*What to work on*: Any pictures in the records below should be skipped; write out everything else exactly.

◆ ◆ ◆ ◆ ◆

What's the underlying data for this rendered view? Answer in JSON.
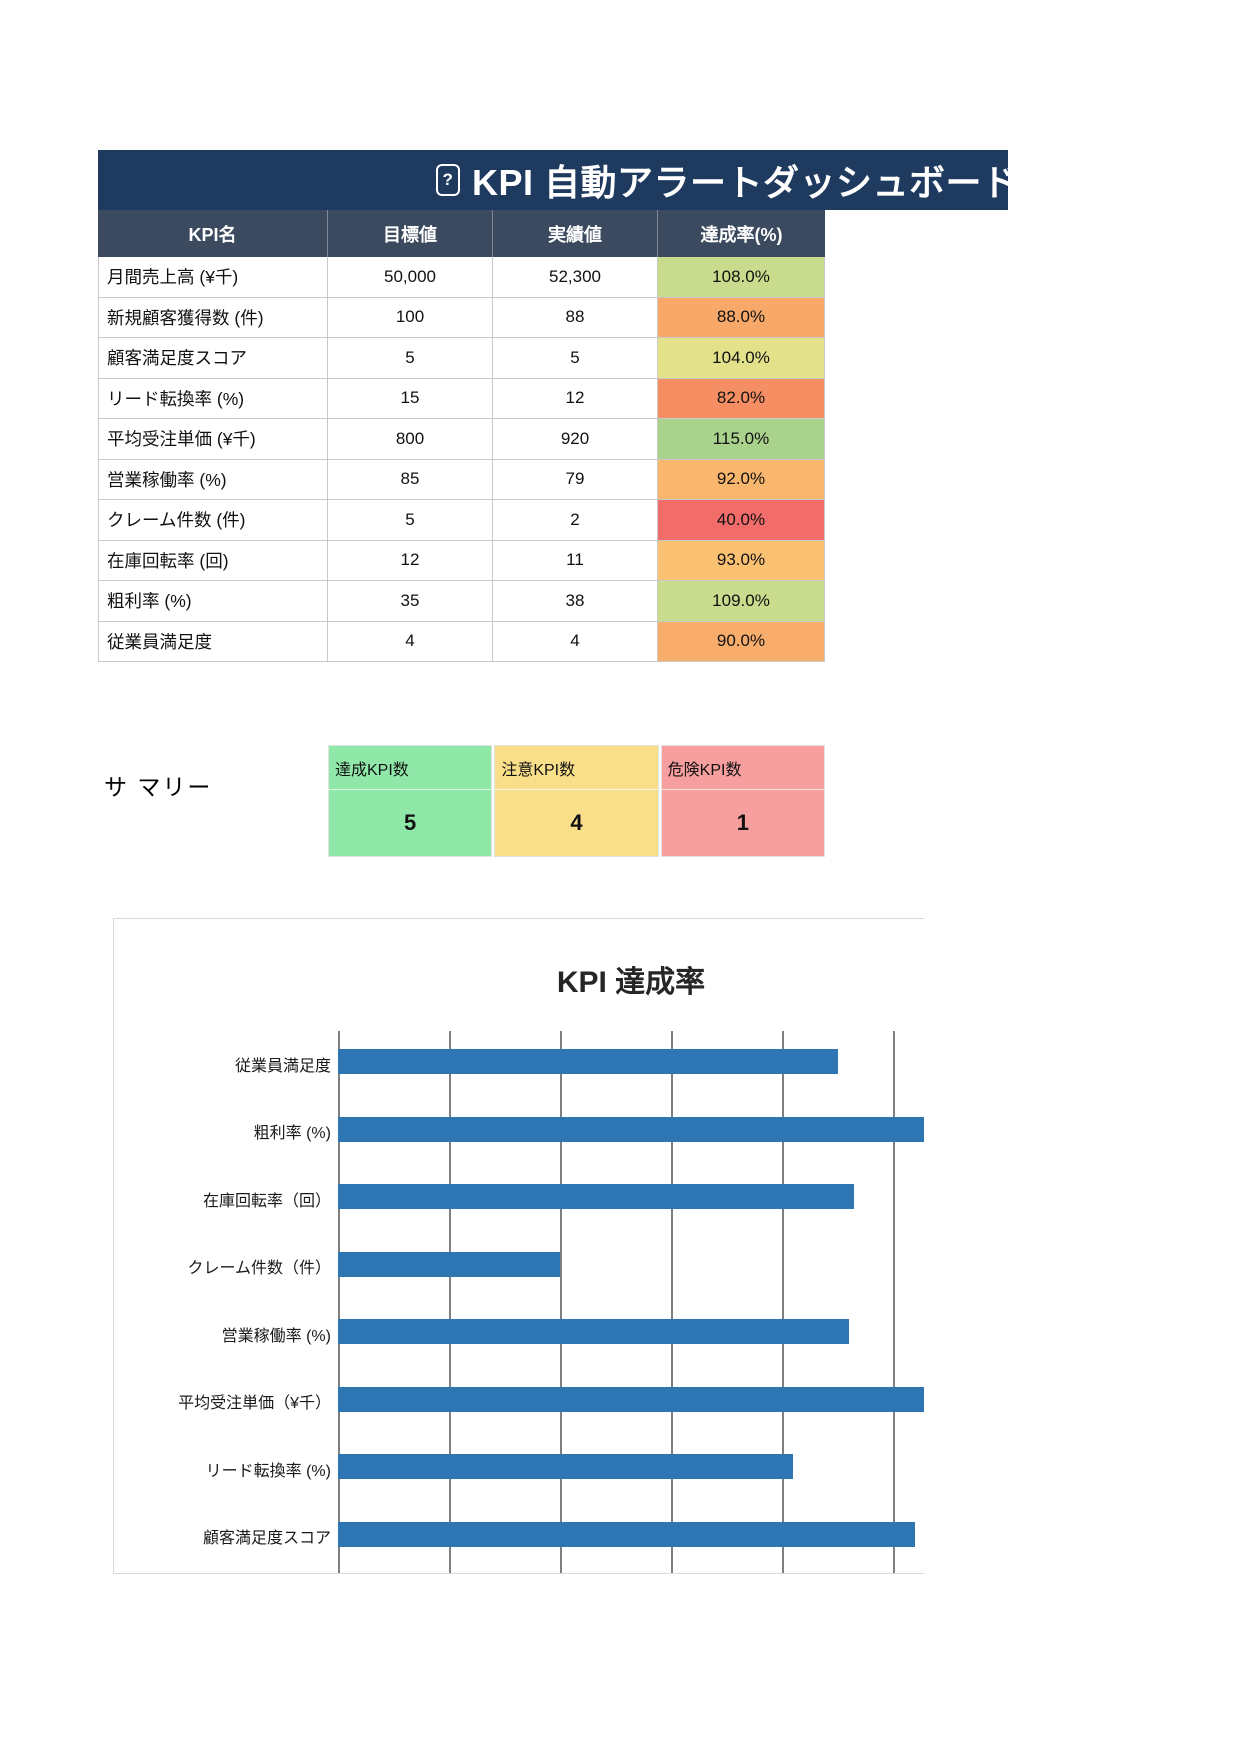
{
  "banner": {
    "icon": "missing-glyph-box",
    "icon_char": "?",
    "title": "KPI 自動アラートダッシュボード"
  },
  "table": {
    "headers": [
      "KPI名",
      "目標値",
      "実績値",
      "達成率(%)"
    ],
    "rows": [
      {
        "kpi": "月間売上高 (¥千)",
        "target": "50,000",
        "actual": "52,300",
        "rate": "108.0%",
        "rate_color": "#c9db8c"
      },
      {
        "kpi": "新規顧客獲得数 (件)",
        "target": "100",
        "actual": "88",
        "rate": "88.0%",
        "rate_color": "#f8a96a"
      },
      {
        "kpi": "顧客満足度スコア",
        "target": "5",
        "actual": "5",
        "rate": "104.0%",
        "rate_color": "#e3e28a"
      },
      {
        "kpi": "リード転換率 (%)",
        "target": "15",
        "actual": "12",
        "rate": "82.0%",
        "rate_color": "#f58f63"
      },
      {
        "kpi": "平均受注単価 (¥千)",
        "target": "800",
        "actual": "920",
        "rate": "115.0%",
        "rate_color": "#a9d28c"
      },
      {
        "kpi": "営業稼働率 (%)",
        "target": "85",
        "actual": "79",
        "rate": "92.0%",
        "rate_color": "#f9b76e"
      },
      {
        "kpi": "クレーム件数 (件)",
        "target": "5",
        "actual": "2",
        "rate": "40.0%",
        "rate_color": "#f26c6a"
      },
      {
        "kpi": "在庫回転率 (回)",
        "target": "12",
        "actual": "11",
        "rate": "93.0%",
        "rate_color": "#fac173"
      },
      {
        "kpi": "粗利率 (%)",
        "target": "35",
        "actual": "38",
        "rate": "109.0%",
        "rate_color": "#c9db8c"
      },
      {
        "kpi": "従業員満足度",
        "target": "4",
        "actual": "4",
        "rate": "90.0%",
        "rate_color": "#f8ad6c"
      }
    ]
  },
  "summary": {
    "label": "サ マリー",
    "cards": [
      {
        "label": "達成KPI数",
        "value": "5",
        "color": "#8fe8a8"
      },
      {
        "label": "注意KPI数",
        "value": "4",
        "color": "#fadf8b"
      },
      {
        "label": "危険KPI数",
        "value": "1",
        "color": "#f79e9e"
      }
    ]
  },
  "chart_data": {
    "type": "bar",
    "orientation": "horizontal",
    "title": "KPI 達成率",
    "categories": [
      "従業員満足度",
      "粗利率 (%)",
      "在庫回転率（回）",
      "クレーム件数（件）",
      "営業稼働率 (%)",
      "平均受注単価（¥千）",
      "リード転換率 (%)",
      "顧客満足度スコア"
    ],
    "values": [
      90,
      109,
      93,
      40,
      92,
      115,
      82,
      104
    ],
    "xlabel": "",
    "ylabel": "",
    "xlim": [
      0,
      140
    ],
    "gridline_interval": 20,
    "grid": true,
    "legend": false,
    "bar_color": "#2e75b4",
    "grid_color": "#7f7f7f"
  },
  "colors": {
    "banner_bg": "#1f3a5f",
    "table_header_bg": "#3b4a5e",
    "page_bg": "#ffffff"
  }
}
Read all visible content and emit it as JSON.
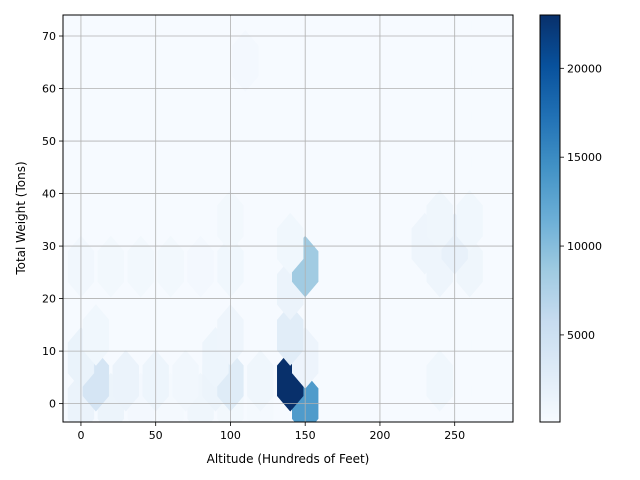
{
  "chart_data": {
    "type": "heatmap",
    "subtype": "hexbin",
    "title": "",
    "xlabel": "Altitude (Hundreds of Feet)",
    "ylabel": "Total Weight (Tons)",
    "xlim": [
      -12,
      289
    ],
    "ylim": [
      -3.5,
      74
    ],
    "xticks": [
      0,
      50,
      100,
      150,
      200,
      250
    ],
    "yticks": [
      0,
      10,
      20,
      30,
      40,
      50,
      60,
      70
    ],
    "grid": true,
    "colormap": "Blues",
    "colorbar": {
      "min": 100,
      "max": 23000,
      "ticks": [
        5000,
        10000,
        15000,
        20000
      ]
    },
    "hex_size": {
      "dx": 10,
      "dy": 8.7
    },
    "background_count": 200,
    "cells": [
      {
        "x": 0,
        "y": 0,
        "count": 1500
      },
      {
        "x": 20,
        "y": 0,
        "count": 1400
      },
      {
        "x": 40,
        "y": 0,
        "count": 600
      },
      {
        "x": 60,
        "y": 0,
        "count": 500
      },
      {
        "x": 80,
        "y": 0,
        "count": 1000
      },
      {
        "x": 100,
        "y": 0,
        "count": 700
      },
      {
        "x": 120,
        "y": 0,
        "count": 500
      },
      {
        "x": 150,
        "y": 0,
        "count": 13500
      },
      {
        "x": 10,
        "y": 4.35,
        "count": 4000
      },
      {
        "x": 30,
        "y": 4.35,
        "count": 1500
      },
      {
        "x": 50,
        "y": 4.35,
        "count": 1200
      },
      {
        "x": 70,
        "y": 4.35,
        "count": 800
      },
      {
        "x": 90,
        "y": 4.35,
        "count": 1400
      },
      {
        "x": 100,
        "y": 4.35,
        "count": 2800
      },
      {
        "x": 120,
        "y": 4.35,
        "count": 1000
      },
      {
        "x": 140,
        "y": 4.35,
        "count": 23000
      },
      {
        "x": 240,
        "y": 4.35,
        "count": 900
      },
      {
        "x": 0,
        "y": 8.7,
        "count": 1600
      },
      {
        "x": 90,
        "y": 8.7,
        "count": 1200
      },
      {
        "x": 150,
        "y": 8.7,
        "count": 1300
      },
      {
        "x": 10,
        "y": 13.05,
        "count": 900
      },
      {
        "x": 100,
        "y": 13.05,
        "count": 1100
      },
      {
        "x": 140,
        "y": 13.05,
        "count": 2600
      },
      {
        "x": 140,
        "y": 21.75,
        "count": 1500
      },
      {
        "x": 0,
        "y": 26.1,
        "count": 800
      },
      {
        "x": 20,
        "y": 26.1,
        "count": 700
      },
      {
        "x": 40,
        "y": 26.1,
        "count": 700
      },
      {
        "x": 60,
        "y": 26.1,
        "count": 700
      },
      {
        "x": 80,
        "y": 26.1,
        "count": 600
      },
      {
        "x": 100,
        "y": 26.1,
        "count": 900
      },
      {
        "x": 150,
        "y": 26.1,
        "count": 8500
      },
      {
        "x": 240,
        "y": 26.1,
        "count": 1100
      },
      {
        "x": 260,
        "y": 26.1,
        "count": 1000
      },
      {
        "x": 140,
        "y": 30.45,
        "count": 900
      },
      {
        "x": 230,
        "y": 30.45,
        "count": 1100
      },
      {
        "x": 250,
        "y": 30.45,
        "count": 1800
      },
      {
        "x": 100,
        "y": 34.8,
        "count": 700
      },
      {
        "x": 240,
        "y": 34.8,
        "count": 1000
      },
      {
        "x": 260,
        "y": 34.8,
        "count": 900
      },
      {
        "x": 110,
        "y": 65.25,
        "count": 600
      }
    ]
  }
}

◆ ◆ ◆ ◆ ◆

*Answer to the task*:
What's the underlying data for this rendered view? Answer in JSON.
{
  "banner": {
    "icon": "missing-glyph-box",
    "icon_char": "?",
    "title": "KPI 自動アラートダッシュボード"
  },
  "table": {
    "headers": [
      "KPI名",
      "目標値",
      "実績値",
      "達成率(%)"
    ],
    "rows": [
      {
        "kpi": "月間売上高 (¥千)",
        "target": "50,000",
        "actual": "52,300",
        "rate": "108.0%",
        "rate_color": "#c9db8c"
      },
      {
        "kpi": "新規顧客獲得数 (件)",
        "target": "100",
        "actual": "88",
        "rate": "88.0%",
        "rate_color": "#f8a96a"
      },
      {
        "kpi": "顧客満足度スコア",
        "target": "5",
        "actual": "5",
        "rate": "104.0%",
        "rate_color": "#e3e28a"
      },
      {
        "kpi": "リード転換率 (%)",
        "target": "15",
        "actual": "12",
        "rate": "82.0%",
        "rate_color": "#f58f63"
      },
      {
        "kpi": "平均受注単価 (¥千)",
        "target": "800",
        "actual": "920",
        "rate": "115.0%",
        "rate_color": "#a9d28c"
      },
      {
        "kpi": "営業稼働率 (%)",
        "target": "85",
        "actual": "79",
        "rate": "92.0%",
        "rate_color": "#f9b76e"
      },
      {
        "kpi": "クレーム件数 (件)",
        "target": "5",
        "actual": "2",
        "rate": "40.0%",
        "rate_color": "#f26c6a"
      },
      {
        "kpi": "在庫回転率 (回)",
        "target": "12",
        "actual": "11",
        "rate": "93.0%",
        "rate_color": "#fac173"
      },
      {
        "kpi": "粗利率 (%)",
        "target": "35",
        "actual": "38",
        "rate": "109.0%",
        "rate_color": "#c9db8c"
      },
      {
        "kpi": "従業員満足度",
        "target": "4",
        "actual": "4",
        "rate": "90.0%",
        "rate_color": "#f8ad6c"
      }
    ]
  },
  "summary": {
    "label": "サ マリー",
    "cards": [
      {
        "label": "達成KPI数",
        "value": "5",
        "color": "#8fe8a8"
      },
      {
        "label": "注意KPI数",
        "value": "4",
        "color": "#fadf8b"
      },
      {
        "label": "危険KPI数",
        "value": "1",
        "color": "#f79e9e"
      }
    ]
  },
  "chart_data": {
    "type": "bar",
    "orientation": "horizontal",
    "title": "KPI 達成率",
    "categories": [
      "従業員満足度",
      "粗利率 (%)",
      "在庫回転率（回）",
      "クレーム件数（件）",
      "営業稼働率 (%)",
      "平均受注単価（¥千）",
      "リード転換率 (%)",
      "顧客満足度スコア"
    ],
    "values": [
      90,
      109,
      93,
      40,
      92,
      115,
      82,
      104
    ],
    "xlabel": "",
    "ylabel": "",
    "xlim": [
      0,
      140
    ],
    "gridline_interval": 20,
    "grid": true,
    "legend": false,
    "bar_color": "#2e75b4",
    "grid_color": "#7f7f7f"
  },
  "colors": {
    "banner_bg": "#1f3a5f",
    "table_header_bg": "#3b4a5e",
    "page_bg": "#ffffff"
  }
}
Read all visible content and emit it as JSON.
{
  "chart_data": {
    "type": "heatmap",
    "subtype": "hexbin",
    "title": "",
    "xlabel": "Altitude (Hundreds of Feet)",
    "ylabel": "Total Weight (Tons)",
    "xlim": [
      -12,
      289
    ],
    "ylim": [
      -3.5,
      74
    ],
    "xticks": [
      0,
      50,
      100,
      150,
      200,
      250
    ],
    "yticks": [
      0,
      10,
      20,
      30,
      40,
      50,
      60,
      70
    ],
    "grid": true,
    "colormap": "Blues",
    "colorbar": {
      "min": 100,
      "max": 23000,
      "ticks": [
        5000,
        10000,
        15000,
        20000
      ]
    },
    "hex_size": {
      "dx": 10,
      "dy": 8.7
    },
    "background_count": 200,
    "cells": [
      {
        "x": 0,
        "y": 0,
        "count": 1500
      },
      {
        "x": 20,
        "y": 0,
        "count": 1400
      },
      {
        "x": 40,
        "y": 0,
        "count": 600
      },
      {
        "x": 60,
        "y": 0,
        "count": 500
      },
      {
        "x": 80,
        "y": 0,
        "count": 1000
      },
      {
        "x": 100,
        "y": 0,
        "count": 700
      },
      {
        "x": 120,
        "y": 0,
        "count": 500
      },
      {
        "x": 150,
        "y": 0,
        "count": 13500
      },
      {
        "x": 10,
        "y": 4.35,
        "count": 4000
      },
      {
        "x": 30,
        "y": 4.35,
        "count": 1500
      },
      {
        "x": 50,
        "y": 4.35,
        "count": 1200
      },
      {
        "x": 70,
        "y": 4.35,
        "count": 800
      },
      {
        "x": 90,
        "y": 4.35,
        "count": 1400
      },
      {
        "x": 100,
        "y": 4.35,
        "count": 2800
      },
      {
        "x": 120,
        "y": 4.35,
        "count": 1000
      },
      {
        "x": 140,
        "y": 4.35,
        "count": 23000
      },
      {
        "x": 240,
        "y": 4.35,
        "count": 900
      },
      {
        "x": 0,
        "y": 8.7,
        "count": 1600
      },
      {
        "x": 90,
        "y": 8.7,
        "count": 1200
      },
      {
        "x": 150,
        "y": 8.7,
        "count": 1300
      },
      {
        "x": 10,
        "y": 13.05,
        "count": 900
      },
      {
        "x": 100,
        "y": 13.05,
        "count": 1100
      },
      {
        "x": 140,
        "y": 13.05,
        "count": 2600
      },
      {
        "x": 140,
        "y": 21.75,
        "count": 1500
      },
      {
        "x": 0,
        "y": 26.1,
        "count": 800
      },
      {
        "x": 20,
        "y": 26.1,
        "count": 700
      },
      {
        "x": 40,
        "y": 26.1,
        "count": 700
      },
      {
        "x": 60,
        "y": 26.1,
        "count": 700
      },
      {
        "x": 80,
        "y": 26.1,
        "count": 600
      },
      {
        "x": 100,
        "y": 26.1,
        "count": 900
      },
      {
        "x": 150,
        "y": 26.1,
        "count": 8500
      },
      {
        "x": 240,
        "y": 26.1,
        "count": 1100
      },
      {
        "x": 260,
        "y": 26.1,
        "count": 1000
      },
      {
        "x": 140,
        "y": 30.45,
        "count": 900
      },
      {
        "x": 230,
        "y": 30.45,
        "count": 1100
      },
      {
        "x": 250,
        "y": 30.45,
        "count": 1800
      },
      {
        "x": 100,
        "y": 34.8,
        "count": 700
      },
      {
        "x": 240,
        "y": 34.8,
        "count": 1000
      },
      {
        "x": 260,
        "y": 34.8,
        "count": 900
      },
      {
        "x": 110,
        "y": 65.25,
        "count": 600
      }
    ]
  }
}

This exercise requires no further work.